Task prompt: Scan the following material for the string "Bande" and copy each line in which it appears.

** start Record set **

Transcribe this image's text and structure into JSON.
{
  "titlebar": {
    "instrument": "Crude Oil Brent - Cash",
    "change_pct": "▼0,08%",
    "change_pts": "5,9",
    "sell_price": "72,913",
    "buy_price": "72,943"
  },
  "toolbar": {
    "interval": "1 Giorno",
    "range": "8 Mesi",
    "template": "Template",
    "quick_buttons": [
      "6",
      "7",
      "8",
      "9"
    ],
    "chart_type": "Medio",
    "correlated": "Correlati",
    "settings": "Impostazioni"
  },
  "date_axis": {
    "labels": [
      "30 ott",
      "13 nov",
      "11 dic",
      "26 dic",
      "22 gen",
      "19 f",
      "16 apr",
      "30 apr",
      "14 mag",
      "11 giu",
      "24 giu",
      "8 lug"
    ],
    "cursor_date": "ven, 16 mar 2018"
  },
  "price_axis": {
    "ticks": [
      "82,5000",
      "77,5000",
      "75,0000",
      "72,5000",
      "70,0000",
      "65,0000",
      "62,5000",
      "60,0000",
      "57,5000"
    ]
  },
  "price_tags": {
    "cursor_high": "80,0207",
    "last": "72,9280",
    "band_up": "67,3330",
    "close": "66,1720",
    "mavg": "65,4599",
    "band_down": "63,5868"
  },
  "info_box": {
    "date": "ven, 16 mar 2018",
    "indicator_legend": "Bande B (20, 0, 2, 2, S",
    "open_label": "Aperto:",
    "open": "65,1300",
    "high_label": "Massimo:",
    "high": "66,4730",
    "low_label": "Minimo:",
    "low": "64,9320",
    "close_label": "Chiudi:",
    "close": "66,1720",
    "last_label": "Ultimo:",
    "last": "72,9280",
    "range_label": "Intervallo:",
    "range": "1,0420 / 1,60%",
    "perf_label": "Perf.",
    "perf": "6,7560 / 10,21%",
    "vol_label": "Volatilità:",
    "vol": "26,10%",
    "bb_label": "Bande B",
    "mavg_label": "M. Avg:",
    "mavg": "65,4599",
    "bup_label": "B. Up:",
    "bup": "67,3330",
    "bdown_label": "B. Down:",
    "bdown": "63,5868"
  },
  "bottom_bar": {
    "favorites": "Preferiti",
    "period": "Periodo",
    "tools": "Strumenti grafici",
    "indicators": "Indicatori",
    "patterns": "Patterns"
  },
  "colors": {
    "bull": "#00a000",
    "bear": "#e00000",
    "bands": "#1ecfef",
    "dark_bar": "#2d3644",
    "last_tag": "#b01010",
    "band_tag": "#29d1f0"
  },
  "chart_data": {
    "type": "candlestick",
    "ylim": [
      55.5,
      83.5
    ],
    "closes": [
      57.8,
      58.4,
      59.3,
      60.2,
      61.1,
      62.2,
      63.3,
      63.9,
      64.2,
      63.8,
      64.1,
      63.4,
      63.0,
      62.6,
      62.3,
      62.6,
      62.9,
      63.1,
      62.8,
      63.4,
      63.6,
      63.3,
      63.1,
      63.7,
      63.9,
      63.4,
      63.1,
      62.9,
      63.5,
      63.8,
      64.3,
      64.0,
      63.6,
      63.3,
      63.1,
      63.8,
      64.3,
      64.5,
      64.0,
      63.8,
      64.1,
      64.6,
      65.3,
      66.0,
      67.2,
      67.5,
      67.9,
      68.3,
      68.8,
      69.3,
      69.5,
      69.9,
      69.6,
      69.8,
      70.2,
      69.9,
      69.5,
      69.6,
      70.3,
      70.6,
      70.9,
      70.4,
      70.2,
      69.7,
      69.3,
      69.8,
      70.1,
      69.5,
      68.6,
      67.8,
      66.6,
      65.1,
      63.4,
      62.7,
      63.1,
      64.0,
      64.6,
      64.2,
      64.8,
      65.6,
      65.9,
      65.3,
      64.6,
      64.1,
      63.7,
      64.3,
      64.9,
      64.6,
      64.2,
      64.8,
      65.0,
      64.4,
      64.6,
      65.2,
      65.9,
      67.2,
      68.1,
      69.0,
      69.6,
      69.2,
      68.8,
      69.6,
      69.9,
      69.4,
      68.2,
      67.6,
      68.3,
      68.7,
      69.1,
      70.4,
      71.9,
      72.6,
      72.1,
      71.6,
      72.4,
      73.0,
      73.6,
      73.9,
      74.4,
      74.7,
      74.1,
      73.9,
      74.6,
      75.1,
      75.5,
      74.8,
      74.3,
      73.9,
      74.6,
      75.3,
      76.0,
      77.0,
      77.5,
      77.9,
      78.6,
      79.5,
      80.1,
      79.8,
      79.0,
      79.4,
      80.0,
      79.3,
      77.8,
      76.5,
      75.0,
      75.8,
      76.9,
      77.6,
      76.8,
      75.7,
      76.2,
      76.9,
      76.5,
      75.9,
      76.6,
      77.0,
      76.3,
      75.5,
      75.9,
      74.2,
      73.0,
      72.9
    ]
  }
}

** end Record set **

Response to this task:
    "indicator_legend": "Bande B (20, 0, 2, 2, S",
    "bb_label": "Bande B",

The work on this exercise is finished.